* Entries:
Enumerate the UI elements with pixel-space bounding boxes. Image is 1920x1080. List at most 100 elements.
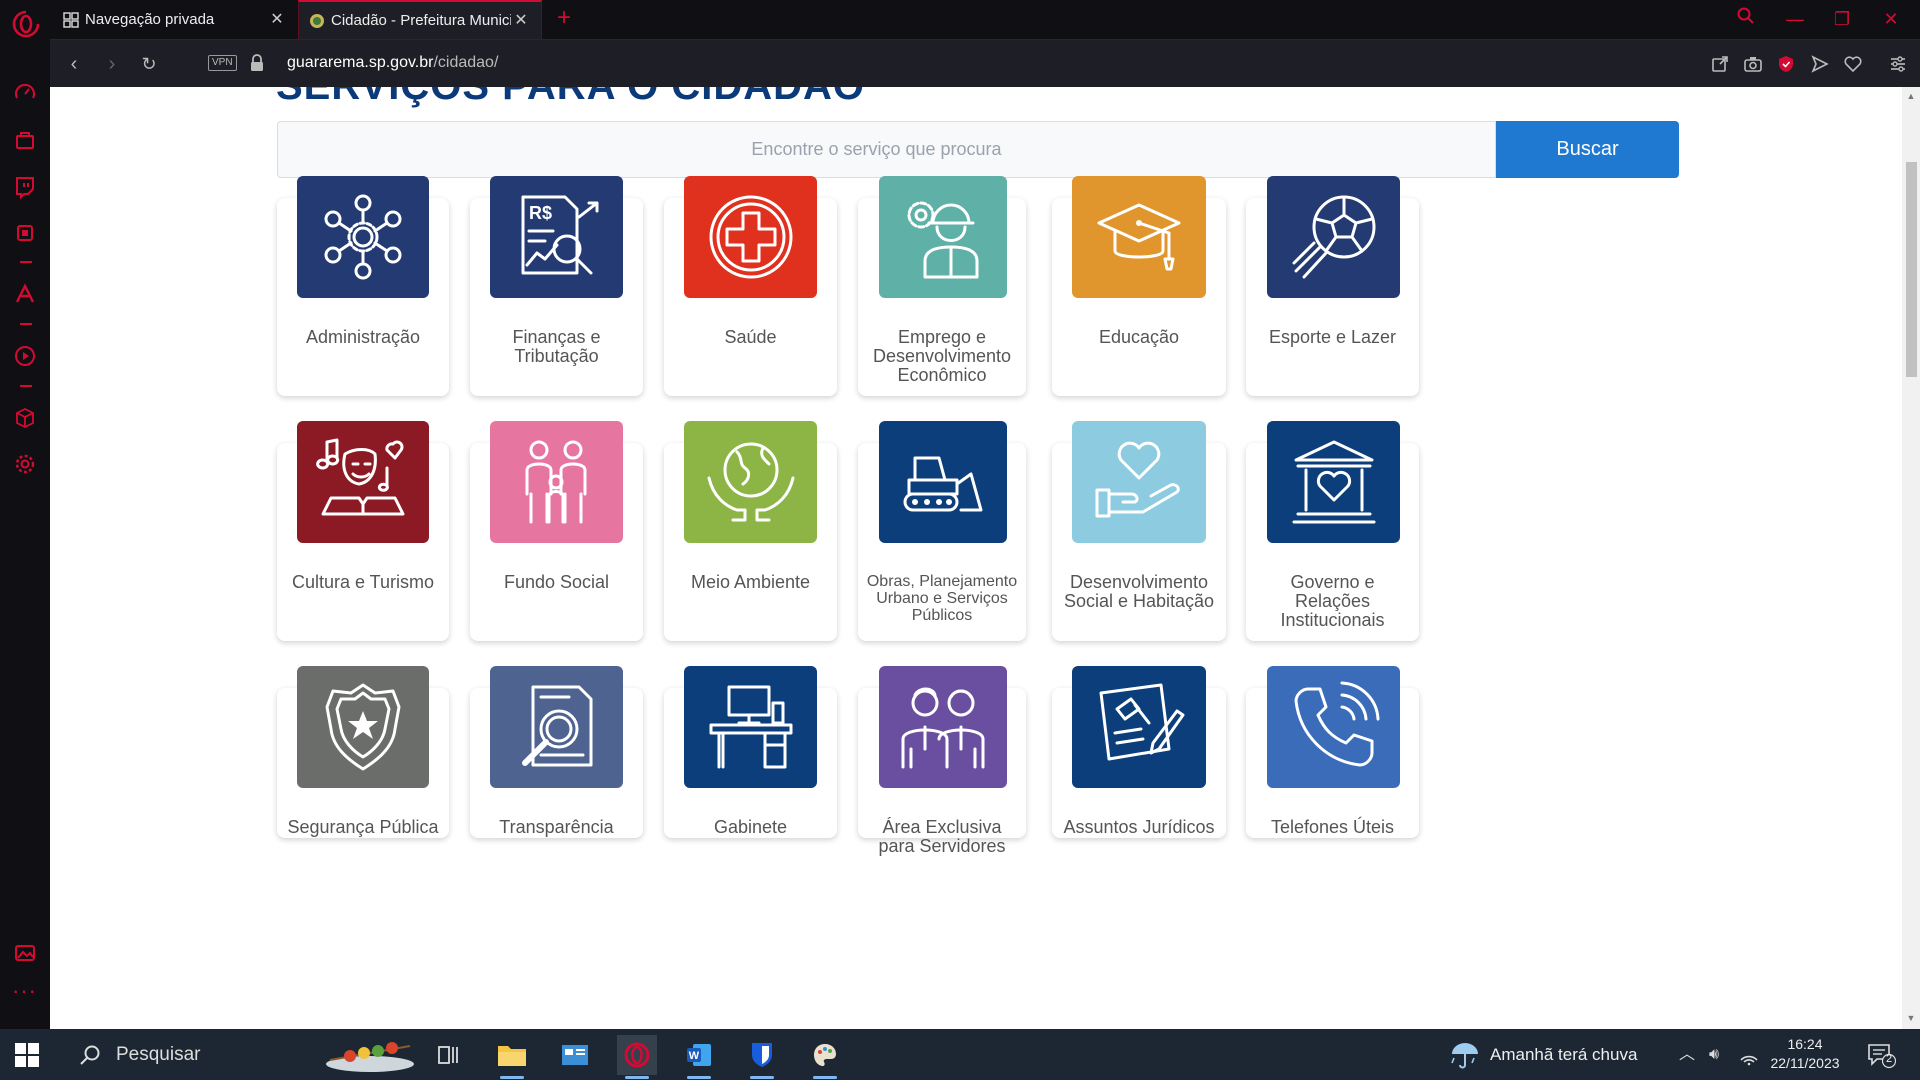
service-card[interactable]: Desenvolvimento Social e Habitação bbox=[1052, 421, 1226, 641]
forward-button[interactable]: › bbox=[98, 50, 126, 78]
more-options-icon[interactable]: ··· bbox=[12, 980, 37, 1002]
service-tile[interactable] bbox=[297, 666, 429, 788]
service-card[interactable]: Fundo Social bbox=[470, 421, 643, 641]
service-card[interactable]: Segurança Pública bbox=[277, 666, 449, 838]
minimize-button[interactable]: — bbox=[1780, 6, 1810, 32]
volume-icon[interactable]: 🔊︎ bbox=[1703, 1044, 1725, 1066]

* Problem description:
Reproduce the listing above line for line, without any changes, but omit the pictures.

* Written solution:
Enumerate the UI elements with pixel-space bounding boxes. Image is 1920x1080. List at most 100 elements.
service-card[interactable]: Desenvolvimento Social e Habitação bbox=[1052, 421, 1226, 641]
forward-button[interactable]: › bbox=[98, 50, 126, 78]
more-options-icon[interactable]: ··· bbox=[12, 980, 37, 1002]
service-tile[interactable] bbox=[297, 666, 429, 788]
service-card[interactable]: Fundo Social bbox=[470, 421, 643, 641]
service-card[interactable]: Segurança Pública bbox=[277, 666, 449, 838]
minimize-button[interactable]: — bbox=[1780, 6, 1810, 32]
volume-icon[interactable]: 🔊︎ bbox=[1703, 1044, 1725, 1066]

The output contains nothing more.